Do this
Take the material and output all of it exactly.
Start Data supplied
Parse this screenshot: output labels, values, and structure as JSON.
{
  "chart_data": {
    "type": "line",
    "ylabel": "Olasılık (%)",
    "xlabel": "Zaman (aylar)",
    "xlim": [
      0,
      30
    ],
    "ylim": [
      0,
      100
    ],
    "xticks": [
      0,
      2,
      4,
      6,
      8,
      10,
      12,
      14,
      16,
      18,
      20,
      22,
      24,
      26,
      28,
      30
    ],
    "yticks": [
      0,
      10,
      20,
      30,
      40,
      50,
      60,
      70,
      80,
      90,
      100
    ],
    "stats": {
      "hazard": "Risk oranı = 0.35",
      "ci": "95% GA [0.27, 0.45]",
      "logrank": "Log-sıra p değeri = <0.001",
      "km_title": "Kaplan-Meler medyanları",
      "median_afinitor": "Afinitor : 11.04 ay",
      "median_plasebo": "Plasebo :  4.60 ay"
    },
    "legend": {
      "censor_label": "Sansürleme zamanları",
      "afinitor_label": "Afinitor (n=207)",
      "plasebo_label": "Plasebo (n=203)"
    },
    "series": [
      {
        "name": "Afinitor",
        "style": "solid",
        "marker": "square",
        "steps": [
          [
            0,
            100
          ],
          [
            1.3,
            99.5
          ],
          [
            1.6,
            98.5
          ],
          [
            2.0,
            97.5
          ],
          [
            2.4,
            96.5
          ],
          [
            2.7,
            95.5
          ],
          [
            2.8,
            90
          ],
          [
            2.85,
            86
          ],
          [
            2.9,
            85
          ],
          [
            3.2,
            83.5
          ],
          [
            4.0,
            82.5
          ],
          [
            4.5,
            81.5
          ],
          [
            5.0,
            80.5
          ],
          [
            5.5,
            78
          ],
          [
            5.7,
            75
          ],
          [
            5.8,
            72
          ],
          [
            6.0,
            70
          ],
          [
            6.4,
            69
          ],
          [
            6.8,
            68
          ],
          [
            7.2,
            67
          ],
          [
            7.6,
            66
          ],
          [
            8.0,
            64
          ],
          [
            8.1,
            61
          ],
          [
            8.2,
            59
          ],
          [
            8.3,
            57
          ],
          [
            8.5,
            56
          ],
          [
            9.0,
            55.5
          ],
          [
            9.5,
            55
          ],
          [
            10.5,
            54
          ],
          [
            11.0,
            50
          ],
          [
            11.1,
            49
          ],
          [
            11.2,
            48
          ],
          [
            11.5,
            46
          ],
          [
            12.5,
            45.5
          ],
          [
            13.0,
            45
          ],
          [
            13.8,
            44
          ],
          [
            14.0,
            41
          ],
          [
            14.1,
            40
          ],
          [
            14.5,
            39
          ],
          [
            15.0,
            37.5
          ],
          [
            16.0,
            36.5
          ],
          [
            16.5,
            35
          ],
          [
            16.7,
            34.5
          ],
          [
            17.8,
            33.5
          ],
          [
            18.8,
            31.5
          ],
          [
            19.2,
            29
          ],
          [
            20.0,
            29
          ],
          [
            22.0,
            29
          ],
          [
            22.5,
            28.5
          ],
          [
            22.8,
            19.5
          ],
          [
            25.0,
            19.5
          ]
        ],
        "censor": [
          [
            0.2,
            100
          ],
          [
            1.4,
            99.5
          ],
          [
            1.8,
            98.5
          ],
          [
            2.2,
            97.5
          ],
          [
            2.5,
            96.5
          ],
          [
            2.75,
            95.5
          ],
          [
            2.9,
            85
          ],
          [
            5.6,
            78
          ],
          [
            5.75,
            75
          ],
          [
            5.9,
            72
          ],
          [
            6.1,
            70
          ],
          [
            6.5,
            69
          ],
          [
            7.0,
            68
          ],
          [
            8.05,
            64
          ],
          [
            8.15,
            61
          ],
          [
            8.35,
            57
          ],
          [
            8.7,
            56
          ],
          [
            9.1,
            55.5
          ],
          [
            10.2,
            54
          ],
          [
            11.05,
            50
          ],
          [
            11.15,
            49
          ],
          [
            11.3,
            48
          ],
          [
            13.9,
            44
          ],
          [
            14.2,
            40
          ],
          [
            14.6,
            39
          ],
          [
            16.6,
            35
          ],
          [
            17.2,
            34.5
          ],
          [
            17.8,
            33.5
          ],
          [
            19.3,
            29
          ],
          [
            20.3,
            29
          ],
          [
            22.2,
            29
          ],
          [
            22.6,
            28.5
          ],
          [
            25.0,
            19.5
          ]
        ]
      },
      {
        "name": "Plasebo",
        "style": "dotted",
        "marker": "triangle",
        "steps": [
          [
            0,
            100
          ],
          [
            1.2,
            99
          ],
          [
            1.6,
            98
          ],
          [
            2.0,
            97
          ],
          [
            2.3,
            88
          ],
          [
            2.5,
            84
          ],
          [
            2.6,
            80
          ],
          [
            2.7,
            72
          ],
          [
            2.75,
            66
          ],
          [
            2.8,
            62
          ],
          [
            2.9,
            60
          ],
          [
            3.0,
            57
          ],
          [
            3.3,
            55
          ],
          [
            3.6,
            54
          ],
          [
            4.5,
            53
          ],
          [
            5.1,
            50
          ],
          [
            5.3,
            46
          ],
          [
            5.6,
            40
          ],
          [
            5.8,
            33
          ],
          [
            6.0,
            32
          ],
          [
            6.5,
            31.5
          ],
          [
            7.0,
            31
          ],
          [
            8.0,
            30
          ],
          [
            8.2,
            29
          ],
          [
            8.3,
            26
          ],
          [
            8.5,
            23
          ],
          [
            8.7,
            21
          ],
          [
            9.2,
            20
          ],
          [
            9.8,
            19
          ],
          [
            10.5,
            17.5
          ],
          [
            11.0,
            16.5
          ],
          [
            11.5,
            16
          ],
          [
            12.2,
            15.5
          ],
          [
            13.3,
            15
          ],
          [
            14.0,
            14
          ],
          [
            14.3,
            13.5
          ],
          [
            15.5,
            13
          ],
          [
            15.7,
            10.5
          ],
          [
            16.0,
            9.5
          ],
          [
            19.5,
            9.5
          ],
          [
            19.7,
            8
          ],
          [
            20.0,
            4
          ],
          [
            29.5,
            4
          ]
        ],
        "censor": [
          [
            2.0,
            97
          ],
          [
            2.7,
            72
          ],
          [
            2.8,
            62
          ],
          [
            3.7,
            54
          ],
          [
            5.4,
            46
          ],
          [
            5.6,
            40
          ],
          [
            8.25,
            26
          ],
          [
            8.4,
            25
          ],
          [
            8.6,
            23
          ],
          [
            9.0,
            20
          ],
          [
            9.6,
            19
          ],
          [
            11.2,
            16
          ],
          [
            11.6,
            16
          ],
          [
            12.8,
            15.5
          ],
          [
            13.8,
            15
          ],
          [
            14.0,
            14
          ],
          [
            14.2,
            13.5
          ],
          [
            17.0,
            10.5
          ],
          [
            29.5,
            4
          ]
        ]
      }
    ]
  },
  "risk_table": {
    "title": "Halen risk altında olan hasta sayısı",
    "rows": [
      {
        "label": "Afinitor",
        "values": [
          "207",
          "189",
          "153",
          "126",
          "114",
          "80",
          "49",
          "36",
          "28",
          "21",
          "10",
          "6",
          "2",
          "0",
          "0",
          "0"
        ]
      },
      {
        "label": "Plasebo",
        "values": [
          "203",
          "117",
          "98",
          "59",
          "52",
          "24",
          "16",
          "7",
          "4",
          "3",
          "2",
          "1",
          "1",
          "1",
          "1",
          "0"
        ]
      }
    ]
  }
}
End Data supplied
Exercise result
Parse this screenshot: output labels, values, and structure as JSON.
{
  "chart_data": {
    "type": "line",
    "ylabel": "Olasılık (%)",
    "xlabel": "Zaman (aylar)",
    "xlim": [
      0,
      30
    ],
    "ylim": [
      0,
      100
    ],
    "xticks": [
      0,
      2,
      4,
      6,
      8,
      10,
      12,
      14,
      16,
      18,
      20,
      22,
      24,
      26,
      28,
      30
    ],
    "yticks": [
      0,
      10,
      20,
      30,
      40,
      50,
      60,
      70,
      80,
      90,
      100
    ],
    "stats": {
      "hazard": "Risk oranı = 0.35",
      "ci": "95% GA [0.27, 0.45]",
      "logrank": "Log-sıra p değeri = <0.001",
      "km_title": "Kaplan-Meler medyanları",
      "median_afinitor": "Afinitor : 11.04 ay",
      "median_plasebo": "Plasebo :  4.60 ay"
    },
    "legend": {
      "censor_label": "Sansürleme zamanları",
      "afinitor_label": "Afinitor (n=207)",
      "plasebo_label": "Plasebo (n=203)"
    },
    "series": [
      {
        "name": "Afinitor",
        "style": "solid",
        "marker": "square",
        "steps": [
          [
            0,
            100
          ],
          [
            1.3,
            99.5
          ],
          [
            1.6,
            98.5
          ],
          [
            2.0,
            97.5
          ],
          [
            2.4,
            96.5
          ],
          [
            2.7,
            95.5
          ],
          [
            2.8,
            90
          ],
          [
            2.85,
            86
          ],
          [
            2.9,
            85
          ],
          [
            3.2,
            83.5
          ],
          [
            4.0,
            82.5
          ],
          [
            4.5,
            81.5
          ],
          [
            5.0,
            80.5
          ],
          [
            5.5,
            78
          ],
          [
            5.7,
            75
          ],
          [
            5.8,
            72
          ],
          [
            6.0,
            70
          ],
          [
            6.4,
            69
          ],
          [
            6.8,
            68
          ],
          [
            7.2,
            67
          ],
          [
            7.6,
            66
          ],
          [
            8.0,
            64
          ],
          [
            8.1,
            61
          ],
          [
            8.2,
            59
          ],
          [
            8.3,
            57
          ],
          [
            8.5,
            56
          ],
          [
            9.0,
            55.5
          ],
          [
            9.5,
            55
          ],
          [
            10.5,
            54
          ],
          [
            11.0,
            50
          ],
          [
            11.1,
            49
          ],
          [
            11.2,
            48
          ],
          [
            11.5,
            46
          ],
          [
            12.5,
            45.5
          ],
          [
            13.0,
            45
          ],
          [
            13.8,
            44
          ],
          [
            14.0,
            41
          ],
          [
            14.1,
            40
          ],
          [
            14.5,
            39
          ],
          [
            15.0,
            37.5
          ],
          [
            16.0,
            36.5
          ],
          [
            16.5,
            35
          ],
          [
            16.7,
            34.5
          ],
          [
            17.8,
            33.5
          ],
          [
            18.8,
            31.5
          ],
          [
            19.2,
            29
          ],
          [
            20.0,
            29
          ],
          [
            22.0,
            29
          ],
          [
            22.5,
            28.5
          ],
          [
            22.8,
            19.5
          ],
          [
            25.0,
            19.5
          ]
        ],
        "censor": [
          [
            0.2,
            100
          ],
          [
            1.4,
            99.5
          ],
          [
            1.8,
            98.5
          ],
          [
            2.2,
            97.5
          ],
          [
            2.5,
            96.5
          ],
          [
            2.75,
            95.5
          ],
          [
            2.9,
            85
          ],
          [
            5.6,
            78
          ],
          [
            5.75,
            75
          ],
          [
            5.9,
            72
          ],
          [
            6.1,
            70
          ],
          [
            6.5,
            69
          ],
          [
            7.0,
            68
          ],
          [
            8.05,
            64
          ],
          [
            8.15,
            61
          ],
          [
            8.35,
            57
          ],
          [
            8.7,
            56
          ],
          [
            9.1,
            55.5
          ],
          [
            10.2,
            54
          ],
          [
            11.05,
            50
          ],
          [
            11.15,
            49
          ],
          [
            11.3,
            48
          ],
          [
            13.9,
            44
          ],
          [
            14.2,
            40
          ],
          [
            14.6,
            39
          ],
          [
            16.6,
            35
          ],
          [
            17.2,
            34.5
          ],
          [
            17.8,
            33.5
          ],
          [
            19.3,
            29
          ],
          [
            20.3,
            29
          ],
          [
            22.2,
            29
          ],
          [
            22.6,
            28.5
          ],
          [
            25.0,
            19.5
          ]
        ]
      },
      {
        "name": "Plasebo",
        "style": "dotted",
        "marker": "triangle",
        "steps": [
          [
            0,
            100
          ],
          [
            1.2,
            99
          ],
          [
            1.6,
            98
          ],
          [
            2.0,
            97
          ],
          [
            2.3,
            88
          ],
          [
            2.5,
            84
          ],
          [
            2.6,
            80
          ],
          [
            2.7,
            72
          ],
          [
            2.75,
            66
          ],
          [
            2.8,
            62
          ],
          [
            2.9,
            60
          ],
          [
            3.0,
            57
          ],
          [
            3.3,
            55
          ],
          [
            3.6,
            54
          ],
          [
            4.5,
            53
          ],
          [
            5.1,
            50
          ],
          [
            5.3,
            46
          ],
          [
            5.6,
            40
          ],
          [
            5.8,
            33
          ],
          [
            6.0,
            32
          ],
          [
            6.5,
            31.5
          ],
          [
            7.0,
            31
          ],
          [
            8.0,
            30
          ],
          [
            8.2,
            29
          ],
          [
            8.3,
            26
          ],
          [
            8.5,
            23
          ],
          [
            8.7,
            21
          ],
          [
            9.2,
            20
          ],
          [
            9.8,
            19
          ],
          [
            10.5,
            17.5
          ],
          [
            11.0,
            16.5
          ],
          [
            11.5,
            16
          ],
          [
            12.2,
            15.5
          ],
          [
            13.3,
            15
          ],
          [
            14.0,
            14
          ],
          [
            14.3,
            13.5
          ],
          [
            15.5,
            13
          ],
          [
            15.7,
            10.5
          ],
          [
            16.0,
            9.5
          ],
          [
            19.5,
            9.5
          ],
          [
            19.7,
            8
          ],
          [
            20.0,
            4
          ],
          [
            29.5,
            4
          ]
        ],
        "censor": [
          [
            2.0,
            97
          ],
          [
            2.7,
            72
          ],
          [
            2.8,
            62
          ],
          [
            3.7,
            54
          ],
          [
            5.4,
            46
          ],
          [
            5.6,
            40
          ],
          [
            8.25,
            26
          ],
          [
            8.4,
            25
          ],
          [
            8.6,
            23
          ],
          [
            9.0,
            20
          ],
          [
            9.6,
            19
          ],
          [
            11.2,
            16
          ],
          [
            11.6,
            16
          ],
          [
            12.8,
            15.5
          ],
          [
            13.8,
            15
          ],
          [
            14.0,
            14
          ],
          [
            14.2,
            13.5
          ],
          [
            17.0,
            10.5
          ],
          [
            29.5,
            4
          ]
        ]
      }
    ]
  },
  "risk_table": {
    "title": "Halen risk altında olan hasta sayısı",
    "rows": [
      {
        "label": "Afinitor",
        "values": [
          "207",
          "189",
          "153",
          "126",
          "114",
          "80",
          "49",
          "36",
          "28",
          "21",
          "10",
          "6",
          "2",
          "0",
          "0",
          "0"
        ]
      },
      {
        "label": "Plasebo",
        "values": [
          "203",
          "117",
          "98",
          "59",
          "52",
          "24",
          "16",
          "7",
          "4",
          "3",
          "2",
          "1",
          "1",
          "1",
          "1",
          "0"
        ]
      }
    ]
  }
}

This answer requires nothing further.